Collection entries:
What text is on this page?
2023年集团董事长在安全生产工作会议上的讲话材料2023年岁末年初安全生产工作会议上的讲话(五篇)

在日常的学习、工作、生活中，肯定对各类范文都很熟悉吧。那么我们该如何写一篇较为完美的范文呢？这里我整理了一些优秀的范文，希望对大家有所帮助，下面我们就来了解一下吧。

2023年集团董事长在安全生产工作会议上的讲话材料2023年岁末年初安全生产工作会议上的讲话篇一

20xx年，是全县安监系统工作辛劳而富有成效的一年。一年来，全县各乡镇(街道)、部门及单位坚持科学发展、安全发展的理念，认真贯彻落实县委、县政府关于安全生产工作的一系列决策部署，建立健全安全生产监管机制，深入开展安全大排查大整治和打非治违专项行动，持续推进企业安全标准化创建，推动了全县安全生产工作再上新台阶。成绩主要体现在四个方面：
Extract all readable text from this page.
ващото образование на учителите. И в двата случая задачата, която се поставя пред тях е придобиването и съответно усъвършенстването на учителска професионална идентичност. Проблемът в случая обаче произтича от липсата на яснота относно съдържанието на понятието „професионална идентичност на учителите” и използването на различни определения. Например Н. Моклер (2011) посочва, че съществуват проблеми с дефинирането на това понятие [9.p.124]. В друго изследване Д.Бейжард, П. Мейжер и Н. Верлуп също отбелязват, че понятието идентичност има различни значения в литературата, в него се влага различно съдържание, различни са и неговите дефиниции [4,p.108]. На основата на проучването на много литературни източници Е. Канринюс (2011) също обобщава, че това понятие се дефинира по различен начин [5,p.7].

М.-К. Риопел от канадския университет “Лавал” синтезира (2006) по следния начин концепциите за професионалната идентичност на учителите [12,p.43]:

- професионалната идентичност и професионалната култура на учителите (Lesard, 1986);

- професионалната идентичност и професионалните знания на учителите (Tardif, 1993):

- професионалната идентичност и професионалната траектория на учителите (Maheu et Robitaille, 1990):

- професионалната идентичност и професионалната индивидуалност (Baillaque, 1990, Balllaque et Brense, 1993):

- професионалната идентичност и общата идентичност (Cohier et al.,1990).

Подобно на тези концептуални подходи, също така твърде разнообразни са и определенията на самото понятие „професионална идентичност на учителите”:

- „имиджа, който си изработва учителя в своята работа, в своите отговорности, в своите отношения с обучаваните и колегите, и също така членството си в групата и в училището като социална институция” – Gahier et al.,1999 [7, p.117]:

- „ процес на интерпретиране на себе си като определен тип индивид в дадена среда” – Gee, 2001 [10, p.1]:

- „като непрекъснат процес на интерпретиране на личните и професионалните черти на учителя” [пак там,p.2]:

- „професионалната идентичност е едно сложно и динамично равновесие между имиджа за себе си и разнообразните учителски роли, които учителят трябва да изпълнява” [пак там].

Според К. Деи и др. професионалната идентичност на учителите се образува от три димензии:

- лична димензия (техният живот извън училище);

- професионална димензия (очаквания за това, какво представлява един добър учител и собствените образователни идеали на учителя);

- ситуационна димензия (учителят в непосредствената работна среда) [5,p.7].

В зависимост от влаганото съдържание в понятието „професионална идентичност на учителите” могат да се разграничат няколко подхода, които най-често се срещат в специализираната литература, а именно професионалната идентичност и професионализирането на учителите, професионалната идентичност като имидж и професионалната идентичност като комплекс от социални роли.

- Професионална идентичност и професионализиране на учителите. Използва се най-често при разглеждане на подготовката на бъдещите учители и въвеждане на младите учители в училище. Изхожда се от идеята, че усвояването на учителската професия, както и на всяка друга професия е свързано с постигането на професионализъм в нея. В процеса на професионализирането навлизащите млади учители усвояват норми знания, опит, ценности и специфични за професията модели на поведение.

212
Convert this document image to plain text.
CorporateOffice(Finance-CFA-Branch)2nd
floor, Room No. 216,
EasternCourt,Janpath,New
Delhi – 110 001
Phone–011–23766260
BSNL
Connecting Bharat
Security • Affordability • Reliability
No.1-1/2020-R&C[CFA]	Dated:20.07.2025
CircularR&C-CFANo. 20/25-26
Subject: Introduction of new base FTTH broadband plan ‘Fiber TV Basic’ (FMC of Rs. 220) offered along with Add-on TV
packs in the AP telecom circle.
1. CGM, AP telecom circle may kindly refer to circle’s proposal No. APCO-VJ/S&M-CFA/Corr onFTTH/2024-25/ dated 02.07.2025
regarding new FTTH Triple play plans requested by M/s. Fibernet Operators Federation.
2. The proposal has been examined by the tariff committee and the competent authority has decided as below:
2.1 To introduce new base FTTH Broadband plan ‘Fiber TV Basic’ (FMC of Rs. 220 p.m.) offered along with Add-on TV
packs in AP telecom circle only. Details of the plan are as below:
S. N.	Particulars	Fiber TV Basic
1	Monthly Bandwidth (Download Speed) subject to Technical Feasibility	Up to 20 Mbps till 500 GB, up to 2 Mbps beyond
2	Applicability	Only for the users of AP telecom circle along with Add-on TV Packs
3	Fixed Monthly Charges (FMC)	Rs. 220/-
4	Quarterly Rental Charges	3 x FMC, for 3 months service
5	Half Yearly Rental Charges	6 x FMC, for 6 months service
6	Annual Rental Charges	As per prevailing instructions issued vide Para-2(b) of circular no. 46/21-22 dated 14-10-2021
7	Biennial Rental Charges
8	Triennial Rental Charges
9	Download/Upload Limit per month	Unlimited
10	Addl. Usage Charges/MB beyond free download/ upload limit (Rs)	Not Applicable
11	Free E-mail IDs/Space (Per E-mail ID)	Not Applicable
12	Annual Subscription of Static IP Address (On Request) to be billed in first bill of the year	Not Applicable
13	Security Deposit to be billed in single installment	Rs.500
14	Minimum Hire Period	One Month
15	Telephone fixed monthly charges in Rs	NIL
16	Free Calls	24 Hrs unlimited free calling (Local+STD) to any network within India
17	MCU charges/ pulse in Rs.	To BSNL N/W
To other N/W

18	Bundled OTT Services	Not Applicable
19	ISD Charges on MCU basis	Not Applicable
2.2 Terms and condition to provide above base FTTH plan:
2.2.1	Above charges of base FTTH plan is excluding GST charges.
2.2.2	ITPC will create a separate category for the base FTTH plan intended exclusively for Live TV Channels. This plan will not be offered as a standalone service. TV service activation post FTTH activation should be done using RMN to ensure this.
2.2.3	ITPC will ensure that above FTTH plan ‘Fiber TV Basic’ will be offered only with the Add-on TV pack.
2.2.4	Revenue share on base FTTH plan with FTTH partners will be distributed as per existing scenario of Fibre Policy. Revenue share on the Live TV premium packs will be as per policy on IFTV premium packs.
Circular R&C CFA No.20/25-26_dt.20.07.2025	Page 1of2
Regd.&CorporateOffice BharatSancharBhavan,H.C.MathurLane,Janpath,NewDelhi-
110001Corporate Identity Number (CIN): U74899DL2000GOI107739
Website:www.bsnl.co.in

Task requirements: From the listing above, pick out every line containing "CorporateOffice".

Written answer:
CorporateOffice(Finance-CFA-Branch)2nd
Regd.&CorporateOffice BharatSancharBhavan,H.C.MathurLane,Janpath,NewDelhi-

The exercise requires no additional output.